Job. Pull out every line with the word "самых" from the entries below.

Data for processing.

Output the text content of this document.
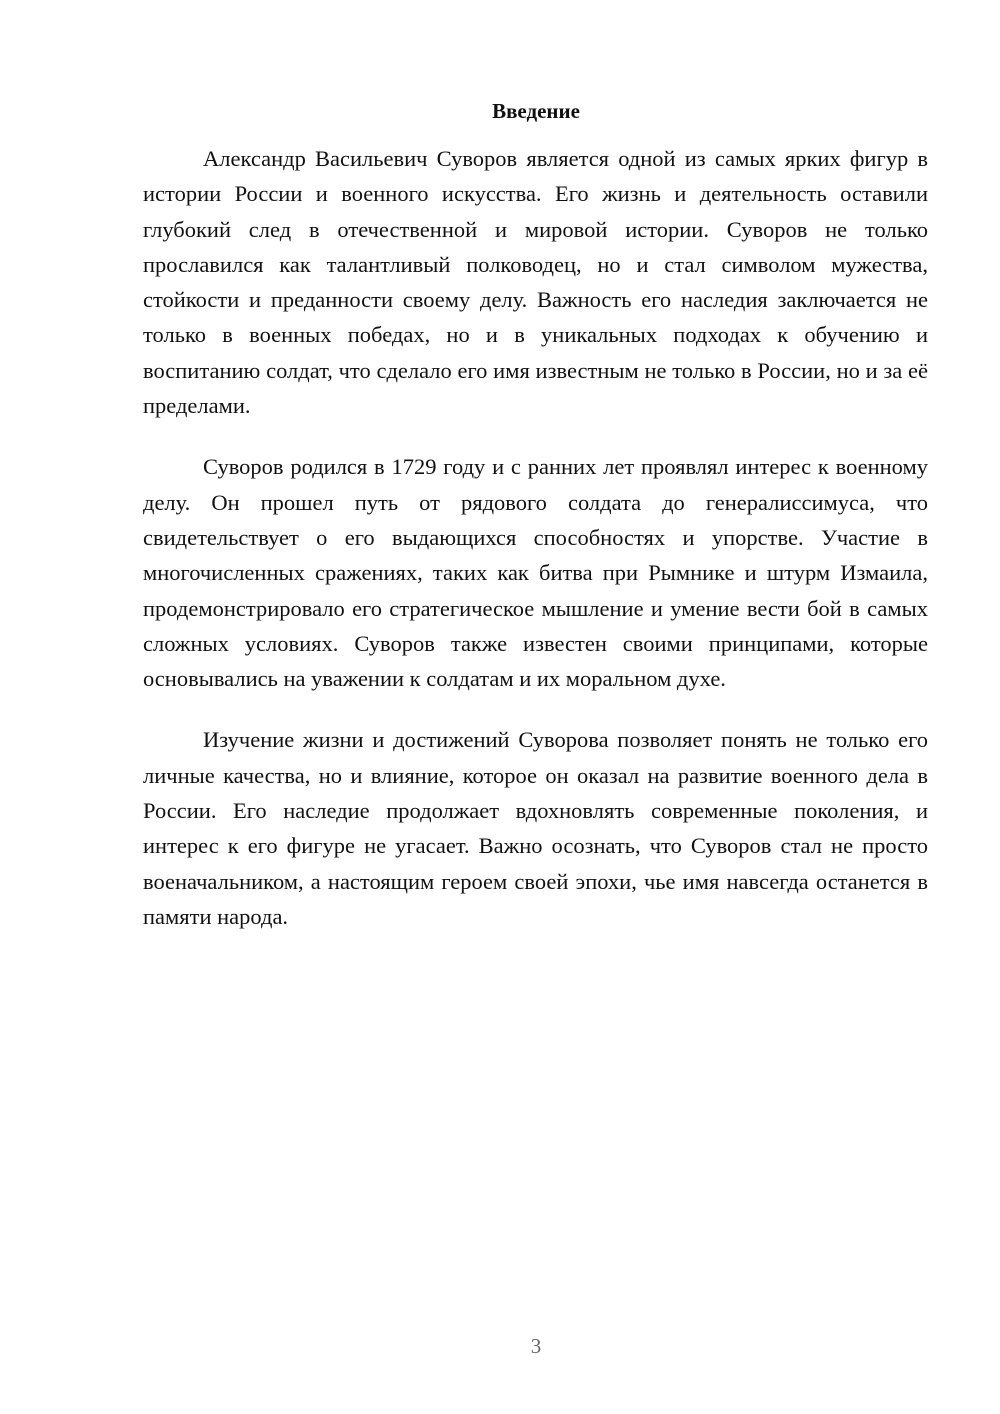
Введение

Александр Васильевич Суворов является одной из самых ярких фигур в истории России и военного искусства. Его жизнь и деятельность оставили глубокий след в отечественной и мировой истории. Суворов не только прославился как талантливый полководец, но и стал символом мужества, стойкости и преданности своему делу. Важность его наследия заключается не только в военных победах, но и в уникальных подходах к обучению и воспитанию солдат, что сделало его имя известным не только в России, но и за её пределами.

Суворов родился в 1729 году и с ранних лет проявлял интерес к военному делу. Он прошел путь от рядового солдата до генералиссимуса, что свидетельствует о его выдающихся способностях и упорстве. Участие в многочисленных сражениях, таких как битва при Рымнике и штурм Измаила, продемонстрировало его стратегическое мышление и умение вести бой в самых сложных условиях. Суворов также известен своими принципами, которые основывались на уважении к солдатам и их моральном духе.

Изучение жизни и достижений Суворова позволяет понять не только его личные качества, но и влияние, которое он оказал на развитие военного дела в России. Его наследие продолжает вдохновлять современные поколения, и интерес к его фигуре не угасает. Важно осознать, что Суворов стал не просто военачальником, а настоящим героем своей эпохи, чье имя навсегда останется в памяти народа.

3
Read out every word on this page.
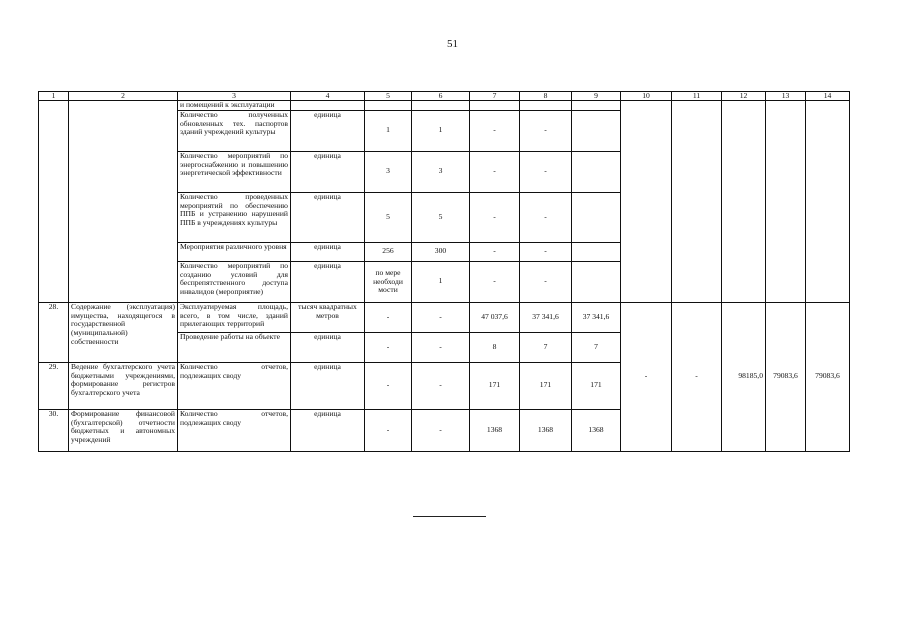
51
1	2	3	4	5	6	7	8	9	10	11	12	13	14
		и помещений к эксплуатации											
		Количество полученных обновленных тех. паспортов зданий учреждений культуры	единица	1	1	-	-						
		Количество мероприятий по энергоснабжению и повышению энергетической эффективности	единица	3	3	-	-						
		Количество проведенных мероприятий по обеспечению ППБ и устранению нарушений ППБ в учреждениях культуры	единица	5	5	-	-						
		Мероприятия различного уровня	единица	256	300	-	-						
		Количество мероприятий по созданию условий для беспрепятственного доступа инвалидов (мероприятие)	единица	по мере необходи мости	1	-	-						
28.	Содержание (эксплуатация) имущества, находящегося в государственной (муниципальной) собственности	Эксплуатируемая площадь, всего, в том числе, зданий прилегающих территорий	тысяч квадратных метров	-	-	47 037,6	37 341,6	37 341,6	-	-	98185,0	79083,6	79083,6
		Проведение работы на объекте	единица	-	-	8	7	7					
29.	Ведение бухгалтерского учета бюджетными учреждениями, формирование регистров бухгалтерского учета	Количество отчетов, подлежащих своду	единица	-	-	171	171	171					
30.	Формирование финансовой (бухгалтерской) отчетности бюджетных и автономных учреждений	Количество отчетов, подлежащих своду	единица	-	-	1368	1368	1368					
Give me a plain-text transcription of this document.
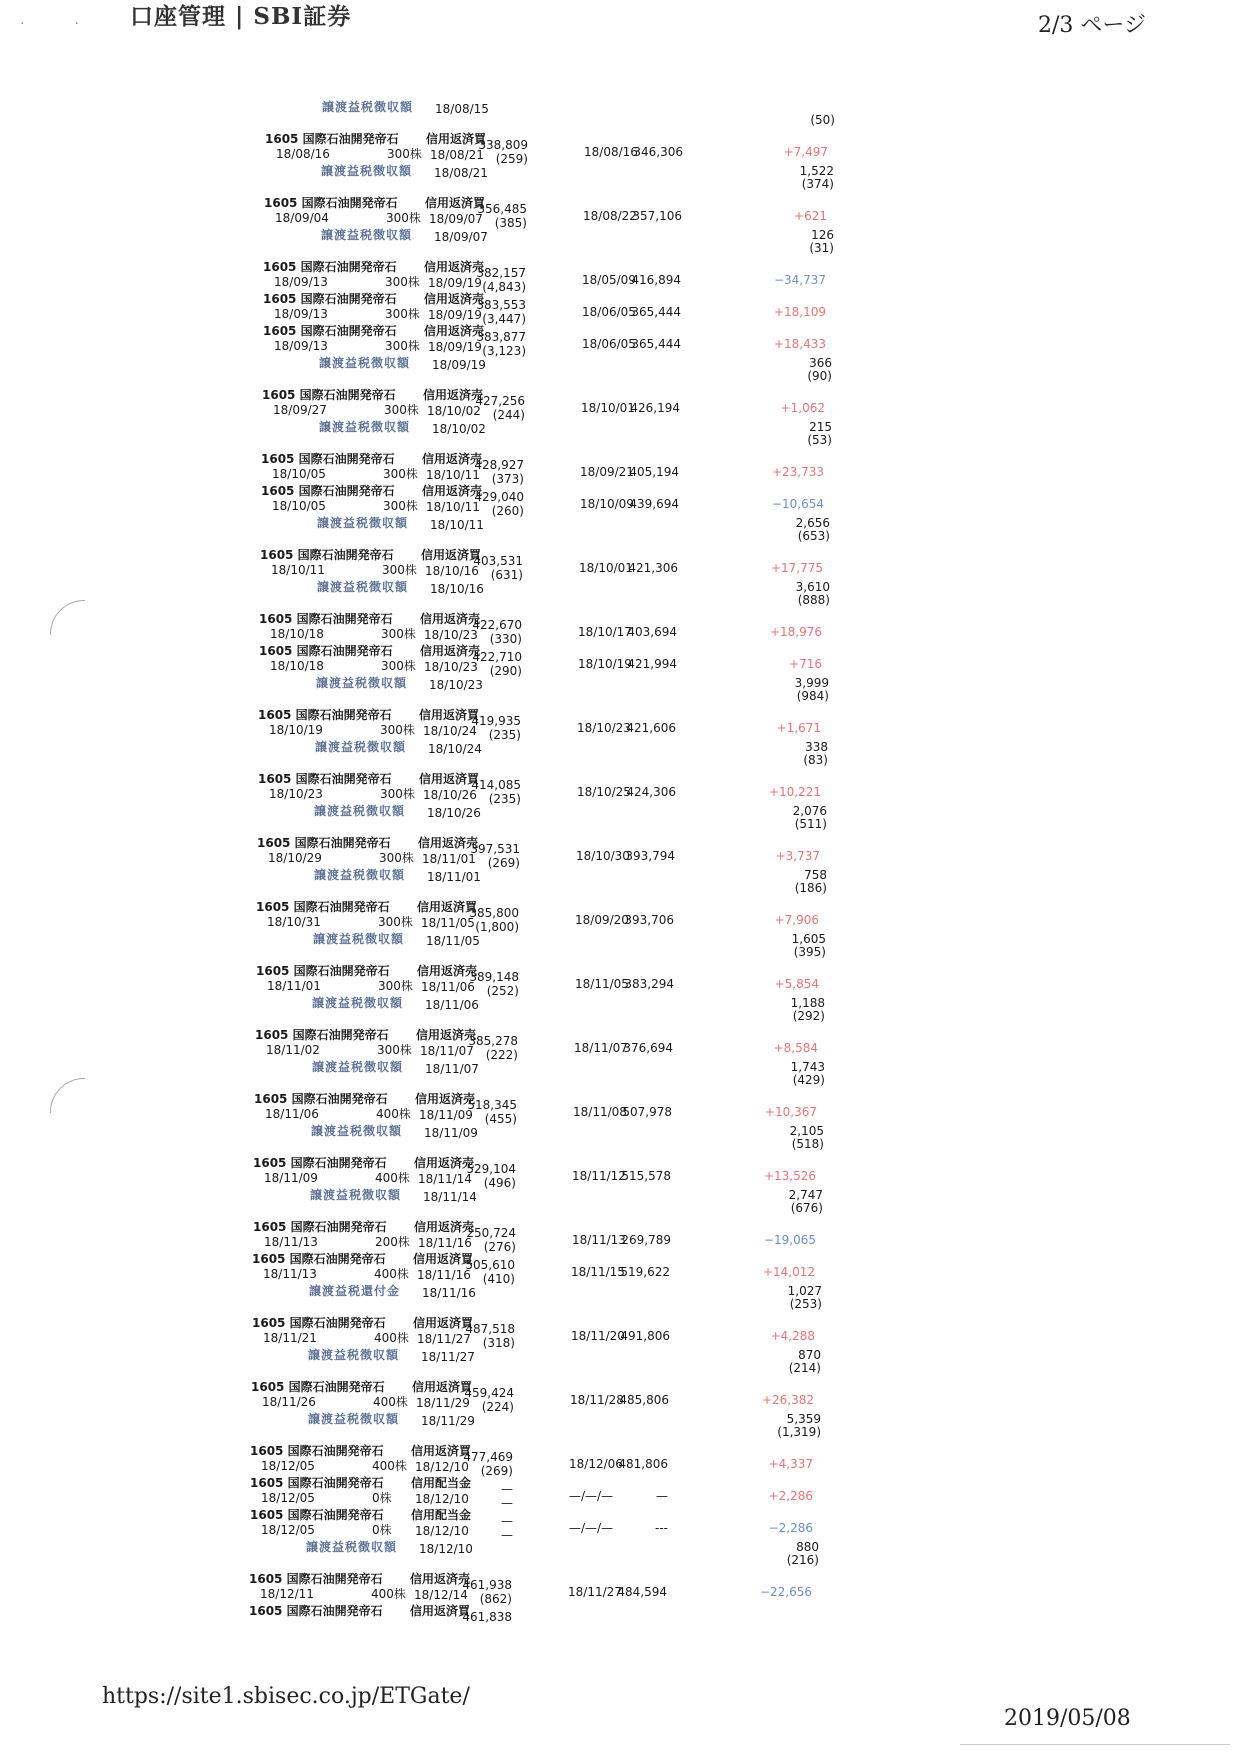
.. 口座管理 | SBI証券	2/3 ページ
譲渡益税徴収額 18/08/15
(50)
1605 国際石油開発帝石 信用返済買
18/08/16	300株 18/08/21
338,809
(259)	18/08/16
346,306	+7,497
譲渡益税徴収額 18/08/21	1,522
(374)
1605 国際石油開発帝石 信用返済買
18/09/04	300株 18/09/07
356,485
(385)	18/08/22
357,106	+621
譲渡益税徴収額 18/09/07	126
(31)
1605 国際石油開発帝石 信用返済売
18/09/13	300株 18/09/19
382,157
(4,843)	18/05/09
416,894	−34,737
1605 国際石油開発帝石 信用返済売
18/09/13	300株 18/09/19
383,553
(3,447)	18/06/05
365,444	+18,109
1605 国際石油開発帝石 信用返済売
18/09/13	300株 18/09/19
383,877
(3,123)	18/06/05
365,444	+18,433
譲渡益税徴収額 18/09/19	366
(90)
1605 国際石油開発帝石 信用返済売
18/09/27	300株 18/10/02
427,256
(244)	18/10/01
426,194	+1,062
譲渡益税徴収額 18/10/02	215
(53)
1605 国際石油開発帝石 信用返済売
18/10/05	300株 18/10/11
428,927
(373)	18/09/21
405,194	+23,733
1605 国際石油開発帝石 信用返済売
18/10/05	300株 18/10/11
429,040
(260)	18/10/09
439,694	−10,654
譲渡益税徴収額 18/10/11	2,656
(653)
1605 国際石油開発帝石 信用返済買
18/10/11	300株 18/10/16
403,531
(631)	18/10/01
421,306	+17,775
譲渡益税徴収額 18/10/16	3,610
(888)
1605 国際石油開発帝石 信用返済売
18/10/18	300株 18/10/23
422,670
(330)	18/10/17
403,694	+18,976
1605 国際石油開発帝石 信用返済売
18/10/18	300株 18/10/23
422,710
(290)	18/10/19
421,994	+716
譲渡益税徴収額 18/10/23	3,999
(984)
1605 国際石油開発帝石 信用返済買
18/10/19	300株 18/10/24
419,935
(235)	18/10/23
421,606	+1,671
譲渡益税徴収額 18/10/24	338
(83)
1605 国際石油開発帝石 信用返済買
18/10/23	300株 18/10/26
414,085
(235)	18/10/25
424,306	+10,221
譲渡益税徴収額 18/10/26	2,076
(511)
1605 国際石油開発帝石 信用返済売
18/10/29	300株 18/11/01
397,531
(269)	18/10/30
393,794	+3,737
譲渡益税徴収額 18/11/01	758
(186)
1605 国際石油開発帝石 信用返済買
18/10/31	300株 18/11/05
385,800
(1,800)	18/09/20
393,706	+7,906
譲渡益税徴収額 18/11/05	1,605
(395)
1605 国際石油開発帝石 信用返済売
18/11/01	300株 18/11/06
389,148
(252)	18/11/05
383,294	+5,854
譲渡益税徴収額 18/11/06	1,188
(292)
1605 国際石油開発帝石 信用返済売
18/11/02	300株 18/11/07
385,278
(222)	18/11/07
376,694	+8,584
譲渡益税徴収額 18/11/07	1,743
(429)
1605 国際石油開発帝石 信用返済売
18/11/06	400株 18/11/09
518,345
(455)	18/11/08
507,978	+10,367
譲渡益税徴収額 18/11/09	2,105
(518)
1605 国際石油開発帝石 信用返済売
18/11/09	400株 18/11/14
529,104
(496)	18/11/12
515,578	+13,526
譲渡益税徴収額 18/11/14	2,747
(676)
1605 国際石油開発帝石 信用返済売
18/11/13	200株 18/11/16
250,724
(276)	18/11/13
269,789	−19,065
1605 国際石油開発帝石 信用返済買
18/11/13	400株 18/11/16
505,610
(410)	18/11/15
519,622	+14,012
譲渡益税還付金 18/11/16	1,027
(253)
1605 国際石油開発帝石 信用返済買
18/11/21	400株 18/11/27
487,518
(318)	18/11/20
491,806	+4,288
譲渡益税徴収額 18/11/27	870
(214)
1605 国際石油開発帝石 信用返済買
18/11/26	400株 18/11/29
459,424
(224)	18/11/28
485,806	+26,382
譲渡益税徴収額 18/11/29	5,359
(1,319)
1605 国際石油開発帝石 信用返済買
18/12/05	400株 18/12/10
477,469
(269)	18/12/06
481,806	+4,337
1605 国際石油開発帝石 信用配当金
18/12/05	0株 18/12/10
—
—	—/—/—	—	+2,286
1605 国際石油開発帝石 信用配当金
18/12/05	0株 18/12/10
—
—	—/—/—	---	−2,286
譲渡益税徴収額 18/12/10	880
(216)
1605 国際石油開発帝石 信用返済売
18/12/11	400株 18/12/14
461,938
(862)	18/11/27
484,594	−22,656
1605 国際石油開発帝石 信用返済買
461,838
https://site1.sbisec.co.jp/ETGate/
2019/05/08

The reply.
Александр Васильевич Суворов является одной из самых ярких фигур в истории России и военного искусства. Его жизнь и деятельность оставили глубокий след в отечественной и мировой истории. Суворов не только прославился как талантливый полководец, но и стал символом мужества, стойкости и преданности своему делу. Важность его наследия заключается не только в военных победах, но и в уникальных подходах к обучению и воспитанию солдат, что сделало его имя известным не только в России, но и за её пределами.
Суворов родился в 1729 году и с ранних лет проявлял интерес к военному делу. Он прошел путь от рядового солдата до генералиссимуса, что свидетельствует о его выдающихся способностях и упорстве. Участие в многочисленных сражениях, таких как битва при Рымнике и штурм Измаила, продемонстрировало его стратегическое мышление и умение вести бой в самых сложных условиях. Суворов также известен своими принципами, которые основывались на уважении к солдатам и их моральном духе.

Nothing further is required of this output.